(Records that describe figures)
Start

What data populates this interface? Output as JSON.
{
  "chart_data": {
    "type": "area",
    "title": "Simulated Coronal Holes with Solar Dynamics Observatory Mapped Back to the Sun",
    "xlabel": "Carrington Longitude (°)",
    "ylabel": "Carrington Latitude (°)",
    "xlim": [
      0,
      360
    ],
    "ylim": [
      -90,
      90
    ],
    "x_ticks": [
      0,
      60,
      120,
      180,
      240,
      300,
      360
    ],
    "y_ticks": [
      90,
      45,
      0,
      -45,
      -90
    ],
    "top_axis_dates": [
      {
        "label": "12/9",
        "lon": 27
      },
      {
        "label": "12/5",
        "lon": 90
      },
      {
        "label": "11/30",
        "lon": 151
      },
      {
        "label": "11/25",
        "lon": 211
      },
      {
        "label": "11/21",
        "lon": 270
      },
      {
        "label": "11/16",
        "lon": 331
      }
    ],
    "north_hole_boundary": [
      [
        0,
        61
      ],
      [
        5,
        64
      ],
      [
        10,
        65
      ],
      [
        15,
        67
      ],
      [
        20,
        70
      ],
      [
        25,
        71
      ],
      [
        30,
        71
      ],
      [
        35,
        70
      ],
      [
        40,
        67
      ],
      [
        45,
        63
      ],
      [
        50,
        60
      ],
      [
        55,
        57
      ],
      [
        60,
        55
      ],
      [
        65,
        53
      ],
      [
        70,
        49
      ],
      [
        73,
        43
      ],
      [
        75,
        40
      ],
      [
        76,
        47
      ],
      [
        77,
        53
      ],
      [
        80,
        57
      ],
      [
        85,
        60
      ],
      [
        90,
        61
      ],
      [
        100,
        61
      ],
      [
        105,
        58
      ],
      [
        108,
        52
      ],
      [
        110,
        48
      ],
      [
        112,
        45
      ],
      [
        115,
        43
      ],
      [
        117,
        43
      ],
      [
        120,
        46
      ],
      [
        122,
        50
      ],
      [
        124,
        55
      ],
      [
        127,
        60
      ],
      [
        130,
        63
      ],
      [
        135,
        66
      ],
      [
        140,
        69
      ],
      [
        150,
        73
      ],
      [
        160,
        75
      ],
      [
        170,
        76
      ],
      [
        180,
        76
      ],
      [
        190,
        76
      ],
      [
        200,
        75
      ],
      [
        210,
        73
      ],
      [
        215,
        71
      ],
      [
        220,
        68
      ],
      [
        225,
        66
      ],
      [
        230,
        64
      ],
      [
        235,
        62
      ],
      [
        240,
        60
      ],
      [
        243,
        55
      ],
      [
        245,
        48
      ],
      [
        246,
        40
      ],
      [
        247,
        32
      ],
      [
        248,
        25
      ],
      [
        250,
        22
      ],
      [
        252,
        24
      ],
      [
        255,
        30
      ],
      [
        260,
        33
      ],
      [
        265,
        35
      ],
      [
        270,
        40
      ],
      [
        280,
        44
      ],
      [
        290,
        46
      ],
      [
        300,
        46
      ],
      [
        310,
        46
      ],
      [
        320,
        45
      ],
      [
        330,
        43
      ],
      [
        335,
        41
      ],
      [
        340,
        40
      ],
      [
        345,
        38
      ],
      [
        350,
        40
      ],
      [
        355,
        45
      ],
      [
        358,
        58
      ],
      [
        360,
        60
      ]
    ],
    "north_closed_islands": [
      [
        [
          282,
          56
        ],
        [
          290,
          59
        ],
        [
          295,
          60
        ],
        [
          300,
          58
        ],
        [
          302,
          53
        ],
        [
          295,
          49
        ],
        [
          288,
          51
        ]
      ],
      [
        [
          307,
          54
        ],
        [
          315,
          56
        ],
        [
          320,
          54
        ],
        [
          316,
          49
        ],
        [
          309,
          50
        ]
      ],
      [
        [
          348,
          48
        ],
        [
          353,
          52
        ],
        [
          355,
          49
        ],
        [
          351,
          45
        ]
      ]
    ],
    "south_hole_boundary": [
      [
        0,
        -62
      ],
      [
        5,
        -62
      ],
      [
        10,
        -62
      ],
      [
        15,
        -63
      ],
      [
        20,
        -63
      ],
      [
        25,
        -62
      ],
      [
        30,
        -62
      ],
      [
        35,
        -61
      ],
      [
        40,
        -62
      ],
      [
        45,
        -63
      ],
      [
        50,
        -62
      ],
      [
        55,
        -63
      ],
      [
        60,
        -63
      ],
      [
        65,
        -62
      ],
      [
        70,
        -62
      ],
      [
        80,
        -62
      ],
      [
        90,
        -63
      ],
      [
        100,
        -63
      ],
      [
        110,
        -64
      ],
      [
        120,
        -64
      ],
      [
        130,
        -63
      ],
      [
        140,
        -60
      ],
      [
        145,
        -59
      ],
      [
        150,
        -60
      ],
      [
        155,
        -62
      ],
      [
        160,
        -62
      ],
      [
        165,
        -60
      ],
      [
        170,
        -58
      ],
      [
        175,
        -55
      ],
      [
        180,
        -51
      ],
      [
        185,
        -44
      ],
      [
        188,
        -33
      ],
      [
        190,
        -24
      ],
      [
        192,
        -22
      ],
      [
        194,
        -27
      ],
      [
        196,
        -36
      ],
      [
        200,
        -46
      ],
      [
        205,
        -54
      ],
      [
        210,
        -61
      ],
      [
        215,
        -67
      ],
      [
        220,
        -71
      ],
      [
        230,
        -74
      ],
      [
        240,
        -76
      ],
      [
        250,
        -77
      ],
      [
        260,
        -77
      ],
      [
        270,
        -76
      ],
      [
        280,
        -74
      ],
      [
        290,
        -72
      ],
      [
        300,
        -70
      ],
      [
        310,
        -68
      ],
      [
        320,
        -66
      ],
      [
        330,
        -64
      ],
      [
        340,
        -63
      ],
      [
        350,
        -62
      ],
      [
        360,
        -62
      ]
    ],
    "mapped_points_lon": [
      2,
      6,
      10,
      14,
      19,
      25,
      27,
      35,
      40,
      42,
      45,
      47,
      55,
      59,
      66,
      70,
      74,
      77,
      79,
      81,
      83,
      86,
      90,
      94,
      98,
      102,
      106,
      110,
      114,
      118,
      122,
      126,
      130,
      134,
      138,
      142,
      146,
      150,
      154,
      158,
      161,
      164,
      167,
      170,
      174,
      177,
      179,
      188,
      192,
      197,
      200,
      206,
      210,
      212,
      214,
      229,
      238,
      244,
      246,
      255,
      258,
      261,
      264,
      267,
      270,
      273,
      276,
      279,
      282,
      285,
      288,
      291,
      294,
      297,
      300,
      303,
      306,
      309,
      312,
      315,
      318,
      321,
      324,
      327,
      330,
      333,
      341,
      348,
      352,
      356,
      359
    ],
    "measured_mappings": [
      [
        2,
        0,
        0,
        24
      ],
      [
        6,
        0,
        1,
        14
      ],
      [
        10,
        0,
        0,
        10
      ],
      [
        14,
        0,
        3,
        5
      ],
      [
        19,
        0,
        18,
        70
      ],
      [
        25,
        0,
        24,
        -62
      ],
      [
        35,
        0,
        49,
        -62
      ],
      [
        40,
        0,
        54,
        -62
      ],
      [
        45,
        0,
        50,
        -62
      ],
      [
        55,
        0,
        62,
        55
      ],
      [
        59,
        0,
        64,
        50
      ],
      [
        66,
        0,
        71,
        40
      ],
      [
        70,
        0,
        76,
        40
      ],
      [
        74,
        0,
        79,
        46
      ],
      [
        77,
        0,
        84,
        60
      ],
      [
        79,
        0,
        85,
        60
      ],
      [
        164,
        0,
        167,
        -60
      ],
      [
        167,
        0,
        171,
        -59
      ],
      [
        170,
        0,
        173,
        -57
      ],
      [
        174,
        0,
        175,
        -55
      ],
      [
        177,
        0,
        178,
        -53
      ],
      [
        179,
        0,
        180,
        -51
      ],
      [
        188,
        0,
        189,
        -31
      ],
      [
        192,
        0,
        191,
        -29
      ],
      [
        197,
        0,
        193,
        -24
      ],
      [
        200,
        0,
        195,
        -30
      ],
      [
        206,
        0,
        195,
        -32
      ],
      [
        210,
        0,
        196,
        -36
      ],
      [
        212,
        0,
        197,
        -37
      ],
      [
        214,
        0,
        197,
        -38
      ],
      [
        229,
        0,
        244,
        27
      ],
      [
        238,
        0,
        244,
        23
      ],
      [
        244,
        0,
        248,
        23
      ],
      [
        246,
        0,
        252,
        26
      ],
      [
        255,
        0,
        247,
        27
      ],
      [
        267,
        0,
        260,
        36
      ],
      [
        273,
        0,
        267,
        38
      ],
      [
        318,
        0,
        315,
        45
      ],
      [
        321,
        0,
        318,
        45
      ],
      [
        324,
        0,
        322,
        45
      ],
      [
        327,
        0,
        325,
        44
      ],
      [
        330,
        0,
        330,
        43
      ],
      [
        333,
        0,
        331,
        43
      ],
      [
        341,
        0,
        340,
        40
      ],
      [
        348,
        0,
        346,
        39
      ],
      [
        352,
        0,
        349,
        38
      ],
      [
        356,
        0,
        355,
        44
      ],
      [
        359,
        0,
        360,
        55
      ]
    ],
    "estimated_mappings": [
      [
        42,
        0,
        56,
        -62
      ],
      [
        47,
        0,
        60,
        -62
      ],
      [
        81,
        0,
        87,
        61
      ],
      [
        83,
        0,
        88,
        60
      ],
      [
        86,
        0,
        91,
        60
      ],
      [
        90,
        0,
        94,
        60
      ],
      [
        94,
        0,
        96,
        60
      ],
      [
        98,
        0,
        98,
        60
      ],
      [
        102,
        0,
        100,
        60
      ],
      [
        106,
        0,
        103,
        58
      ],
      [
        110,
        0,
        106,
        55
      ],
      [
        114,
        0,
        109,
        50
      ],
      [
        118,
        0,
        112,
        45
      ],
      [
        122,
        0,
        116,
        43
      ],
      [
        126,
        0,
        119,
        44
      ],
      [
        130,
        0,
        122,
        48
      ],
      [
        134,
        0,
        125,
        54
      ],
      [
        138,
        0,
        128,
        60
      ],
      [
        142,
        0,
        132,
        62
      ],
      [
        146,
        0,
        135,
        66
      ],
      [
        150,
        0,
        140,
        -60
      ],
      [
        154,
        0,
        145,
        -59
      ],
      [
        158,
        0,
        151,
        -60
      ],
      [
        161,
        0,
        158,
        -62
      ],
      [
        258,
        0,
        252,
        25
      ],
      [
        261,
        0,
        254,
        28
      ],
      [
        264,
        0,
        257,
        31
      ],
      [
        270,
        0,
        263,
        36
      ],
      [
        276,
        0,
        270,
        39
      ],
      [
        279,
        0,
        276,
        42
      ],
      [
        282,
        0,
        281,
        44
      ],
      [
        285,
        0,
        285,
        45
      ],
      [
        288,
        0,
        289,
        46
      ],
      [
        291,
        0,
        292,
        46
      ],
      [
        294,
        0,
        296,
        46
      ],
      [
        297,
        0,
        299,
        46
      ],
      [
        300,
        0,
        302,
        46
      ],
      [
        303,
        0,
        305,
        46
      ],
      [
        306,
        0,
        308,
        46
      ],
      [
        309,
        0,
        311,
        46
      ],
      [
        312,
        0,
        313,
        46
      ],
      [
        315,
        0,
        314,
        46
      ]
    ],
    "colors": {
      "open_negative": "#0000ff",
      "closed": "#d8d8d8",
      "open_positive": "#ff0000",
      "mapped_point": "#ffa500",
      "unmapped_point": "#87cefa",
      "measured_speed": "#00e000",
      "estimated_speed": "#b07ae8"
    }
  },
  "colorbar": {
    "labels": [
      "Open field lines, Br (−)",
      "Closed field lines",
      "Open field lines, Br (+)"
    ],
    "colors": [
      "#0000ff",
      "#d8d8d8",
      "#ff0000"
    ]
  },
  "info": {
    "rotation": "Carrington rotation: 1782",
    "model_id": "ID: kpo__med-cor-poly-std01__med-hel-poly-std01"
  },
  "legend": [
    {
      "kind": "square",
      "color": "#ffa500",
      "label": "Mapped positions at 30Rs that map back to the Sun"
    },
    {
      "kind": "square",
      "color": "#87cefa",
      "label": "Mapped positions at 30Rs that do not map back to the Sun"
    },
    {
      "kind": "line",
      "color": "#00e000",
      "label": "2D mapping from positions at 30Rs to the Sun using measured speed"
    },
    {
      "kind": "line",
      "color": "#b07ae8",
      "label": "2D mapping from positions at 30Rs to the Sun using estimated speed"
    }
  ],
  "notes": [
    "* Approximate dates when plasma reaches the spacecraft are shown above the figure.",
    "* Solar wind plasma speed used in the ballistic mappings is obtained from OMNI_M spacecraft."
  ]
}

End

> [Task description] Find "Solar". Copy every line it occurs in.

> [Answer to this problem]
    "title": "Simulated Coronal Holes with Solar Dynamics Observatory Mapped Back to the Sun",
    "* Solar wind plasma speed used in the ballistic mappings is obtained from OMNI_M spacecraft."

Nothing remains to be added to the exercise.